## [TASK GOAL]
Reproduce every line of the records below verbatim, leaving nothing out.

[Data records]

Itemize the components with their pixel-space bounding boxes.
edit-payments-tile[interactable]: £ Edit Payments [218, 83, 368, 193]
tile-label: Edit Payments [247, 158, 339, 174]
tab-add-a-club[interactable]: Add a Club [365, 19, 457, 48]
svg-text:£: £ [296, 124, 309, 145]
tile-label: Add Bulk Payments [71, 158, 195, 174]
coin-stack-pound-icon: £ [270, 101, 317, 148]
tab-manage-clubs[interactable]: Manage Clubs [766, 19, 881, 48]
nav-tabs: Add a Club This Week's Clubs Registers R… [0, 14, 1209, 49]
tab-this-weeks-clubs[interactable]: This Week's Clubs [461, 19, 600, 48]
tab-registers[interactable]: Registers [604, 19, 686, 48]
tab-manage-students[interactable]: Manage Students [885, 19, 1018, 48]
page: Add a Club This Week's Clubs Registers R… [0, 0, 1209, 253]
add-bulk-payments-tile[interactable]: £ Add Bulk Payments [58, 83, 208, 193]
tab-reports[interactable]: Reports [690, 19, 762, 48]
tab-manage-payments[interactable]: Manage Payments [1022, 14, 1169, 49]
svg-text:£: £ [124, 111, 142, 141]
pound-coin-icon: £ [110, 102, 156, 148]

## [ANSWER TO THE EXERCISE]
Itemize the components with their pixel-space bounding boxes.
edit-payments-tile[interactable]: £ Edit Payments [218, 83, 368, 193]
tile-label: Edit Payments [247, 158, 339, 174]
tab-add-a-club[interactable]: Add a Club [365, 19, 457, 48]
svg-text:£: £ [296, 124, 309, 145]
tile-label: Add Bulk Payments [71, 158, 195, 174]
coin-stack-pound-icon: £ [270, 101, 317, 148]
tab-manage-clubs[interactable]: Manage Clubs [766, 19, 881, 48]
nav-tabs: Add a Club This Week's Clubs Registers R… [0, 14, 1209, 49]
tab-this-weeks-clubs[interactable]: This Week's Clubs [461, 19, 600, 48]
tab-registers[interactable]: Registers [604, 19, 686, 48]
tab-manage-students[interactable]: Manage Students [885, 19, 1018, 48]
page: Add a Club This Week's Clubs Registers R… [0, 0, 1209, 253]
add-bulk-payments-tile[interactable]: £ Add Bulk Payments [58, 83, 208, 193]
tab-reports[interactable]: Reports [690, 19, 762, 48]
tab-manage-payments[interactable]: Manage Payments [1022, 14, 1169, 49]
svg-text:£: £ [124, 111, 142, 141]
pound-coin-icon: £ [110, 102, 156, 148]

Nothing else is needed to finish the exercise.